### WHAT IS REQUIRED
Repeat each line exactly, leaving nothing out.
######
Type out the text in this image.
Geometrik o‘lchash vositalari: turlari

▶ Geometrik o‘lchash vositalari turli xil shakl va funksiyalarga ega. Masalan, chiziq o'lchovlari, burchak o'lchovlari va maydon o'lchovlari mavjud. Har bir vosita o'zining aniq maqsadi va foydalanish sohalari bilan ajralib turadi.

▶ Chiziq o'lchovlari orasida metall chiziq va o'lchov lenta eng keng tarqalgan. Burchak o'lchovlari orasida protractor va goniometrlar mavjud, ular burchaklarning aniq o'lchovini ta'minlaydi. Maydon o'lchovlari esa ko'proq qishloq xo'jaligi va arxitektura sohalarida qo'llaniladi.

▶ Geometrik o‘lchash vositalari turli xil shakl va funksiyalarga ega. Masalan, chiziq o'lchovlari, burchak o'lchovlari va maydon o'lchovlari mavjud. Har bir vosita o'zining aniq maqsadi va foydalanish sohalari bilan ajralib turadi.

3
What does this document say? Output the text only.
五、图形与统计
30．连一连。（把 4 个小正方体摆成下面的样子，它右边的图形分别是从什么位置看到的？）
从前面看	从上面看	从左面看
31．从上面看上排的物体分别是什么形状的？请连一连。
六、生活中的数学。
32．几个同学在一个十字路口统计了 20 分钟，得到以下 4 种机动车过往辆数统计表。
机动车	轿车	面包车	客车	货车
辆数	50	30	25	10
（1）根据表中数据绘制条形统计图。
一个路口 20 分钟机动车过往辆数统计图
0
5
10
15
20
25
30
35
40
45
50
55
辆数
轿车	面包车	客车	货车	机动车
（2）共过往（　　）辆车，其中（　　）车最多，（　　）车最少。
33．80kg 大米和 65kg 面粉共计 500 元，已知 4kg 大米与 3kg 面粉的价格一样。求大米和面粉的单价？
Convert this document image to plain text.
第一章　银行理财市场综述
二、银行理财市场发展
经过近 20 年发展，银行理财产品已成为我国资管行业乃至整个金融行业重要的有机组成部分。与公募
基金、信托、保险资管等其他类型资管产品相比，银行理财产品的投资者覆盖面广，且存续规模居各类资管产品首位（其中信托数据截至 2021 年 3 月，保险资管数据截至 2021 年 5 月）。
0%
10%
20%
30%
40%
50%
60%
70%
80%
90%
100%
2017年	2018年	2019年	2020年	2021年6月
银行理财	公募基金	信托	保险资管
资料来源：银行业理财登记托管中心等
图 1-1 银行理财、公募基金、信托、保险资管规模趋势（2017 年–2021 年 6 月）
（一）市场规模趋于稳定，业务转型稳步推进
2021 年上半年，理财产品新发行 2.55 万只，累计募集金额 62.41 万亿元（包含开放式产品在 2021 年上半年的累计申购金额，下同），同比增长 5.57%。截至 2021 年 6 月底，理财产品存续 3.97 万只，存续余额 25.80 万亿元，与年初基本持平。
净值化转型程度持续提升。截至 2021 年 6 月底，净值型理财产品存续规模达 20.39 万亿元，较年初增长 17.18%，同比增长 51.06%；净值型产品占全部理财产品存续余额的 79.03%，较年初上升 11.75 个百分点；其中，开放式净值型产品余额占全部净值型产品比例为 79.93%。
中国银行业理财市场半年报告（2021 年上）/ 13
######
### FULL ANSWER
Type out the text in this image.
Geometrik o‘lchash vositalari: turlari

▶ Geometrik o‘lchash vositalari turli xil shakl va funksiyalarga ega. Masalan, chiziq o'lchovlari, burchak o'lchovlari va maydon o'lchovlari mavjud. Har bir vosita o'zining aniq maqsadi va foydalanish sohalari bilan ajralib turadi.

▶ Chiziq o'lchovlari orasida metall chiziq va o'lchov lenta eng keng tarqalgan. Burchak o'lchovlari orasida protractor va goniometrlar mavjud, ular burchaklarning aniq o'lchovini ta'minlaydi. Maydon o'lchovlari esa ko'proq qishloq xo'jaligi va arxitektura sohalarida qo'llaniladi.

▶ Geometrik o‘lchash vositalari turli xil shakl va funksiyalarga ega. Masalan, chiziq o'lchovlari, burchak o'lchovlari va maydon o'lchovlari mavjud. Har bir vosita o'zining aniq maqsadi va foydalanish sohalari bilan ajralib turadi.

3
What does this document say? Output the text only.
五、图形与统计
30．连一连。（把 4 个小正方体摆成下面的样子，它右边的图形分别是从什么位置看到的？）
从前面看	从上面看	从左面看
31．从上面看上排的物体分别是什么形状的？请连一连。
六、生活中的数学。
32．几个同学在一个十字路口统计了 20 分钟，得到以下 4 种机动车过往辆数统计表。
机动车	轿车	面包车	客车	货车
辆数	50	30	25	10
（1）根据表中数据绘制条形统计图。
一个路口 20 分钟机动车过往辆数统计图
0
5
10
15
20
25
30
35
40
45
50
55
辆数
轿车	面包车	客车	货车	机动车
（2）共过往（　　）辆车，其中（　　）车最多，（　　）车最少。
33．80kg 大米和 65kg 面粉共计 500 元，已知 4kg 大米与 3kg 面粉的价格一样。求大米和面粉的单价？
Convert this document image to plain text.
第一章　银行理财市场综述
二、银行理财市场发展
经过近 20 年发展，银行理财产品已成为我国资管行业乃至整个金融行业重要的有机组成部分。与公募
基金、信托、保险资管等其他类型资管产品相比，银行理财产品的投资者覆盖面广，且存续规模居各类资管产品首位（其中信托数据截至 2021 年 3 月，保险资管数据截至 2021 年 5 月）。
0%
10%
20%
30%
40%
50%
60%
70%
80%
90%
100%
2017年	2018年	2019年	2020年	2021年6月
银行理财	公募基金	信托	保险资管
资料来源：银行业理财登记托管中心等
图 1-1 银行理财、公募基金、信托、保险资管规模趋势（2017 年–2021 年 6 月）
（一）市场规模趋于稳定，业务转型稳步推进
2021 年上半年，理财产品新发行 2.55 万只，累计募集金额 62.41 万亿元（包含开放式产品在 2021 年上半年的累计申购金额，下同），同比增长 5.57%。截至 2021 年 6 月底，理财产品存续 3.97 万只，存续余额 25.80 万亿元，与年初基本持平。
净值化转型程度持续提升。截至 2021 年 6 月底，净值型理财产品存续规模达 20.39 万亿元，较年初增长 17.18%，同比增长 51.06%；净值型产品占全部理财产品存续余额的 79.03%，较年初上升 11.75 个百分点；其中，开放式净值型产品余额占全部净值型产品比例为 79.93%。
中国银行业理财市场半年报告（2021 年上）/ 13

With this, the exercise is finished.